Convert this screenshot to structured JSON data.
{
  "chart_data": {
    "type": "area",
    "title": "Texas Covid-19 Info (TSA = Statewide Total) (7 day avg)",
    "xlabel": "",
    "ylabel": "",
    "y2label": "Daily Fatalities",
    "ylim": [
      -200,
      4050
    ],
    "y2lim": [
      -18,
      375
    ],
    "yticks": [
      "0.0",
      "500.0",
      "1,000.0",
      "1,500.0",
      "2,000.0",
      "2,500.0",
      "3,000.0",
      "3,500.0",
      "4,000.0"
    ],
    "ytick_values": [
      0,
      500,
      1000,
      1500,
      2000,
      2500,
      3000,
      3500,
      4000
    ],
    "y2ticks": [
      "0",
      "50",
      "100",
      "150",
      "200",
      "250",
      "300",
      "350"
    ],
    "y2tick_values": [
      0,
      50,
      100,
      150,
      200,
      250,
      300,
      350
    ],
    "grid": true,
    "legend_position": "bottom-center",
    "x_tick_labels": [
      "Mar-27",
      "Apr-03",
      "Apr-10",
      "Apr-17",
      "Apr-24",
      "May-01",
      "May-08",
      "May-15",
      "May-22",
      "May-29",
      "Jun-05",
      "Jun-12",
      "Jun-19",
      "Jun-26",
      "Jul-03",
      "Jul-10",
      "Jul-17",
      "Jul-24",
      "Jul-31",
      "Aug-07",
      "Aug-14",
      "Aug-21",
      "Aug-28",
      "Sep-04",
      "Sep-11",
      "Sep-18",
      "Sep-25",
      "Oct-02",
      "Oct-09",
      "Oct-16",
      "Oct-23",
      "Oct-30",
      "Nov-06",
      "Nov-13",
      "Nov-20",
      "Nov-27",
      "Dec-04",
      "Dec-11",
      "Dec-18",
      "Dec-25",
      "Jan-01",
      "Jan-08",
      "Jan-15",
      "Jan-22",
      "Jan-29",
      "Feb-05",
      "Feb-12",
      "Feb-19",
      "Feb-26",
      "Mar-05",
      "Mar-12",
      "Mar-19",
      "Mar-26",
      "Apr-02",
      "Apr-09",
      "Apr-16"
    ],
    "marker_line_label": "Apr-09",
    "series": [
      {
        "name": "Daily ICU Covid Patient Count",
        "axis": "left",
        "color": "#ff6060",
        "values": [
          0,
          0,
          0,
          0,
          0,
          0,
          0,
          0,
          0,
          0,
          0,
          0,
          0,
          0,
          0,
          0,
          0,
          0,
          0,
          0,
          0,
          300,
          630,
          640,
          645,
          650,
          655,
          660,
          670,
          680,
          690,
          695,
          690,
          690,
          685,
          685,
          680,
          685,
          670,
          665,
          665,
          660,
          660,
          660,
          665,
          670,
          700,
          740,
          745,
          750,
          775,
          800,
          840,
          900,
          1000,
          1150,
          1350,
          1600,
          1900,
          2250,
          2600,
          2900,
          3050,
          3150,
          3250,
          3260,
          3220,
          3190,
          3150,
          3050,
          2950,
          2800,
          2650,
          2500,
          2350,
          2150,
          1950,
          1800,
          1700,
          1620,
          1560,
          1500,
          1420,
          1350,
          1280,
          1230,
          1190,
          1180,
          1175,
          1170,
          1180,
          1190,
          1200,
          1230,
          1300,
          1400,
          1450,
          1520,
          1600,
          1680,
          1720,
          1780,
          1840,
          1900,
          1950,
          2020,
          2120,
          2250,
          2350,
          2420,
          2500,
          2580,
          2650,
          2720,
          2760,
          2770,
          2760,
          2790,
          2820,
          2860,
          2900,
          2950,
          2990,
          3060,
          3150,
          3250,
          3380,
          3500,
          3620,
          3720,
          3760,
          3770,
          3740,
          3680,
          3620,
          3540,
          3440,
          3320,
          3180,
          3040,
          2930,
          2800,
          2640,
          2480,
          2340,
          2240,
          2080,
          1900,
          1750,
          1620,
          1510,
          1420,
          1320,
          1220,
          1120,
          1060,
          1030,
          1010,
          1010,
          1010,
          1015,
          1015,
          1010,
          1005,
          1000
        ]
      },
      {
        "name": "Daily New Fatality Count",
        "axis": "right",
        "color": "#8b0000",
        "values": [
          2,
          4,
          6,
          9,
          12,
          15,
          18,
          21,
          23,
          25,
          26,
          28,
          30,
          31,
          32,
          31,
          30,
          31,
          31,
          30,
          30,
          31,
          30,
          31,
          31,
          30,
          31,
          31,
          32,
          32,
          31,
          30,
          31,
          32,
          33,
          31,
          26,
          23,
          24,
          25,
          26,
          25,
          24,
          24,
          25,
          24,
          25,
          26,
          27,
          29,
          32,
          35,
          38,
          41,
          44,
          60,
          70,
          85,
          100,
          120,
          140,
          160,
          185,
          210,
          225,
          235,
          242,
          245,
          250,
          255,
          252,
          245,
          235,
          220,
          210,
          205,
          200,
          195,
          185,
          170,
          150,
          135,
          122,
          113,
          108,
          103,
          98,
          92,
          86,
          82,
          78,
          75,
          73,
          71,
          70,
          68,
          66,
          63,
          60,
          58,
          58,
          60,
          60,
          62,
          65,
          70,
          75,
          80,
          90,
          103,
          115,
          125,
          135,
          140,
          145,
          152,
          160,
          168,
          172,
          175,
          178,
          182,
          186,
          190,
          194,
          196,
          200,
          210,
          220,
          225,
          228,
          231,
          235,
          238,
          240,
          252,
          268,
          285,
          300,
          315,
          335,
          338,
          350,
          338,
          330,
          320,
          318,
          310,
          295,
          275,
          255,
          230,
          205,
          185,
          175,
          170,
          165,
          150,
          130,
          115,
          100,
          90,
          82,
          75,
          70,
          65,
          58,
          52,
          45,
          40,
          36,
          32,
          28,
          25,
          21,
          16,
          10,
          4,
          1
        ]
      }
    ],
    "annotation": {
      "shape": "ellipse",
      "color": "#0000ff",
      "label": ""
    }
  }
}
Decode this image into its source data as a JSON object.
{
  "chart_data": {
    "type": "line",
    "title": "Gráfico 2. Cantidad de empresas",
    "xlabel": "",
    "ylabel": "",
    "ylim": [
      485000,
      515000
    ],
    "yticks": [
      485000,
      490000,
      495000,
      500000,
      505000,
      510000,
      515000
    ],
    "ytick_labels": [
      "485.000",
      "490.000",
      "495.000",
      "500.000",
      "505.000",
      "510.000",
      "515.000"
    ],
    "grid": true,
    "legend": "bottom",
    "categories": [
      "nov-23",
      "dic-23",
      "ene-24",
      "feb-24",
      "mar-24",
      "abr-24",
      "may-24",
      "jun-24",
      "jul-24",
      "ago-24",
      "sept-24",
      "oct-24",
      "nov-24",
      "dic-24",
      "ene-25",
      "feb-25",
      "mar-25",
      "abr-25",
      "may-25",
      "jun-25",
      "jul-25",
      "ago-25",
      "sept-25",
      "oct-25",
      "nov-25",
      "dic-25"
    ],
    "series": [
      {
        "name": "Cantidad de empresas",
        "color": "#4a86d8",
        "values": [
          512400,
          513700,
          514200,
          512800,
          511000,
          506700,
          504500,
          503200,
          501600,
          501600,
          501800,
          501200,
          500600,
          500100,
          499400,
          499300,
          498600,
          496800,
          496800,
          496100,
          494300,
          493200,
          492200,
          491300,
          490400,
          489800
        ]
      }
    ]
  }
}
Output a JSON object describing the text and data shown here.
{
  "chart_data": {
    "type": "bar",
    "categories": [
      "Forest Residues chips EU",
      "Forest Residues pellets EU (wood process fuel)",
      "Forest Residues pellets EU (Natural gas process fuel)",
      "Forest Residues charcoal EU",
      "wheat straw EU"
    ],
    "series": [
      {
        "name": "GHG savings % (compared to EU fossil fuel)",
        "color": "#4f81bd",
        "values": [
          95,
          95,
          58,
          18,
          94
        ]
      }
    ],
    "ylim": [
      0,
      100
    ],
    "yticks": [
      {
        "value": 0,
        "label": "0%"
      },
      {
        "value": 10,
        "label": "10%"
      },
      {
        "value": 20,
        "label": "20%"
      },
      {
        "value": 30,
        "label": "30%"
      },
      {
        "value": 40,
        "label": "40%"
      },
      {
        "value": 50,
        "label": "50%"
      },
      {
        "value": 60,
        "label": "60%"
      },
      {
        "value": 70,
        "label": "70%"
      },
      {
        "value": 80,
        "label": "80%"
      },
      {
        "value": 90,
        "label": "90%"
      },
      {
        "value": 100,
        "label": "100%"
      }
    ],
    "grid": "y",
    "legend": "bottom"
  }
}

━━━━━━━━━━━━━━━━━━━━

▸ Written request: Find and copy each line above that includes the string "pellets".

▸ Right answer:
      "Forest Residues pellets EU (wood process fuel)",
      "Forest Residues pellets EU (Natural gas process fuel)",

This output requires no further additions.